:: THE INPUT
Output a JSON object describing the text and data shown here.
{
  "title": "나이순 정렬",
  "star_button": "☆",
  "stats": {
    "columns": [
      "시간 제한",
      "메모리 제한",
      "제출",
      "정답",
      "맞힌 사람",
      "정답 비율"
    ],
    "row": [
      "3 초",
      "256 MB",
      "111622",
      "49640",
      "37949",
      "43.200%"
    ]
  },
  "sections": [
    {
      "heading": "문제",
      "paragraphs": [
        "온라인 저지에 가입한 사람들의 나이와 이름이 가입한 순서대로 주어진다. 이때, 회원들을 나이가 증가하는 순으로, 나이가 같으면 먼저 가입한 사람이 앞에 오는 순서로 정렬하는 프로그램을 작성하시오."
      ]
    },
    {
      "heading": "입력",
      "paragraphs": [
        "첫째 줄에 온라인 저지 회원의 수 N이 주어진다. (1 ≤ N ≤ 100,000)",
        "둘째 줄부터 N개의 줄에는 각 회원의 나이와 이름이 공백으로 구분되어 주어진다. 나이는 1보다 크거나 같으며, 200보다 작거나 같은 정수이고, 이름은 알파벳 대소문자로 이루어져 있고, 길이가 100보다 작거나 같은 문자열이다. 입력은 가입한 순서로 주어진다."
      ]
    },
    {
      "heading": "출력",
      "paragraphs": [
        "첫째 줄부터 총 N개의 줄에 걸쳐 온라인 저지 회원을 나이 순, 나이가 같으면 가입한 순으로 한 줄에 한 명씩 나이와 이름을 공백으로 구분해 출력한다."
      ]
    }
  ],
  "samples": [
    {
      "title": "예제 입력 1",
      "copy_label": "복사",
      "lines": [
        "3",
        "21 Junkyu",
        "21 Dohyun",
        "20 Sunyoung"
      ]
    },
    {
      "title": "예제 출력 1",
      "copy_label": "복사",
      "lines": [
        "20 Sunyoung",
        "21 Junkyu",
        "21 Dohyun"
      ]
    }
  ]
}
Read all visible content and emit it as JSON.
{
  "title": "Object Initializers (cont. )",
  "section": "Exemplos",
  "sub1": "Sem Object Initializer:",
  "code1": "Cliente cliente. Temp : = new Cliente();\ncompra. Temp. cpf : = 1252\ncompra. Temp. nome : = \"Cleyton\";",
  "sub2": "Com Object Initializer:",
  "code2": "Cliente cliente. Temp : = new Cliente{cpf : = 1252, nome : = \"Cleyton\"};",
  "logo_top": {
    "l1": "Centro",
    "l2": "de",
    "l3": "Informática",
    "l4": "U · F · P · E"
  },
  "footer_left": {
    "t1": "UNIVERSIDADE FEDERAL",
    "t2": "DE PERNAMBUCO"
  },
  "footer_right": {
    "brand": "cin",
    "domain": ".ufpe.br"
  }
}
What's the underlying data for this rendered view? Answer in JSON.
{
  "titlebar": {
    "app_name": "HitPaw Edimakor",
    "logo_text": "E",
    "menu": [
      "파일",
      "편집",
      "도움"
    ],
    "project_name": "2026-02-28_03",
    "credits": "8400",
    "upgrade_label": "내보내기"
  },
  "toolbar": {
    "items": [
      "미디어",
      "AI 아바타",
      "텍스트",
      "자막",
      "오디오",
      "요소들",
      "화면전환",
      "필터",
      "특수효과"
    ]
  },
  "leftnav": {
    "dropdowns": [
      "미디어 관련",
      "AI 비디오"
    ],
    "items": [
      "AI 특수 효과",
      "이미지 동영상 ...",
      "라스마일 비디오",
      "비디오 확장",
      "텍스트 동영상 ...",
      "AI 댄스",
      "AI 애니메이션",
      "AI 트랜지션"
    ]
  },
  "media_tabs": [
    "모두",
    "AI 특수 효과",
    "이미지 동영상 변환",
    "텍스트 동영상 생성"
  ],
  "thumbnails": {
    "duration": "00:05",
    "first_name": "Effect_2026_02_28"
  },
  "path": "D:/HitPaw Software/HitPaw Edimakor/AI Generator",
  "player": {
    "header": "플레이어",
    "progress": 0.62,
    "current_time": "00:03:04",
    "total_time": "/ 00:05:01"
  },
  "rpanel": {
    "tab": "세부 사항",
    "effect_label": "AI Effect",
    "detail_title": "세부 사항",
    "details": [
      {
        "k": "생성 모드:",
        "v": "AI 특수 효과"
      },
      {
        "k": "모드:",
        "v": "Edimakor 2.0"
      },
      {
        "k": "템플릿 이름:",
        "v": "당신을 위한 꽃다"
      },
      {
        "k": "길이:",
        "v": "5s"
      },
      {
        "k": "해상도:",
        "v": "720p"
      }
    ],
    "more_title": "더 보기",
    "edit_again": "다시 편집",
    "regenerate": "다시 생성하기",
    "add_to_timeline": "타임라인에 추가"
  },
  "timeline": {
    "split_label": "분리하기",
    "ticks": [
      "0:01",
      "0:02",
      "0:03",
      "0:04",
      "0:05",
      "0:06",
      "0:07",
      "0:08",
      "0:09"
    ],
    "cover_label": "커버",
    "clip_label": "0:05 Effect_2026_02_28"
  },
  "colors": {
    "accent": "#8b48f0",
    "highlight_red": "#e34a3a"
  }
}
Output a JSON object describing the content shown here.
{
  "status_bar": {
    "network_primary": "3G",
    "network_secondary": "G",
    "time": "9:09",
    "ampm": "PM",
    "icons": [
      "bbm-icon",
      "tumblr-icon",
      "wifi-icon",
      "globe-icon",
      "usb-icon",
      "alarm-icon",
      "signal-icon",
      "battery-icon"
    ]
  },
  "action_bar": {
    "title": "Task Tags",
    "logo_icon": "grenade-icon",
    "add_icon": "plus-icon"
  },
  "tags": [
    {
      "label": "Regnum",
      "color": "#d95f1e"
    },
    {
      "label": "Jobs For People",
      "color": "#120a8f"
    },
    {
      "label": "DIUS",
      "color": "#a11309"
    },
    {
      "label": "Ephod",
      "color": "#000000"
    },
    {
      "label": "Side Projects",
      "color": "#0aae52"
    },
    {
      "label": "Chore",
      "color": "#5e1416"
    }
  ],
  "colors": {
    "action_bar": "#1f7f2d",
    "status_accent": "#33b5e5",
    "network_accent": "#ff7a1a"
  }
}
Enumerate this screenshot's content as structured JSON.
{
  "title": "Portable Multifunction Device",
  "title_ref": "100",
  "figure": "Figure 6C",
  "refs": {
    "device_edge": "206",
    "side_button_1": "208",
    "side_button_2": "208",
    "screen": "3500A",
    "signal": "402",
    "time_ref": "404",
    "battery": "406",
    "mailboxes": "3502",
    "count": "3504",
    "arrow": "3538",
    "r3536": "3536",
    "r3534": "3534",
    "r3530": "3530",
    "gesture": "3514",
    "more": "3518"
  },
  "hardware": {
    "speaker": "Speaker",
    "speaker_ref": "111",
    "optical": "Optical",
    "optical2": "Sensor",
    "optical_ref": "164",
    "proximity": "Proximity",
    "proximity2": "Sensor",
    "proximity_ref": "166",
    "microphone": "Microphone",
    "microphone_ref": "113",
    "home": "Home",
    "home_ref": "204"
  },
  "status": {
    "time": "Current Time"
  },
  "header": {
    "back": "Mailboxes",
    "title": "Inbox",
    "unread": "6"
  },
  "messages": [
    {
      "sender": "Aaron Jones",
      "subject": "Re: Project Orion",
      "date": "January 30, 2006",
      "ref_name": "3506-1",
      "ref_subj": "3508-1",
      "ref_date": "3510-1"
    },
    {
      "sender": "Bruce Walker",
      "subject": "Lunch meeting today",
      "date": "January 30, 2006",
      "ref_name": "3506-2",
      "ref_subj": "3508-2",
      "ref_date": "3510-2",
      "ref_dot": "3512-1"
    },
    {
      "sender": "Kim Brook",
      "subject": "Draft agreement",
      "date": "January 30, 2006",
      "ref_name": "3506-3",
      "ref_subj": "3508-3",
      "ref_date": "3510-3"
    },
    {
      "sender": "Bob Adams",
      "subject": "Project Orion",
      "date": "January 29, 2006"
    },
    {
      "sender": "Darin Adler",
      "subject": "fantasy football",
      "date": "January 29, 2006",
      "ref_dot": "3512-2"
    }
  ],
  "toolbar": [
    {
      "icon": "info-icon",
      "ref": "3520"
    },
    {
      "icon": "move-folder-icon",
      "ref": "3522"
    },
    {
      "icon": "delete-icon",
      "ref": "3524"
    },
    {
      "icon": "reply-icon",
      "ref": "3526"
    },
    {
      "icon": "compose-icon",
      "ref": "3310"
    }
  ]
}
::::
> **PROMPT**
Copy out all lines where the word "subject" appears.

> **FINISHED EXERCISE**
      "subject": "Re: Project Orion",
      "subject": "Lunch meeting today",
      "subject": "Draft agreement",
      "subject": "Project Orion",
      "subject": "fantasy football",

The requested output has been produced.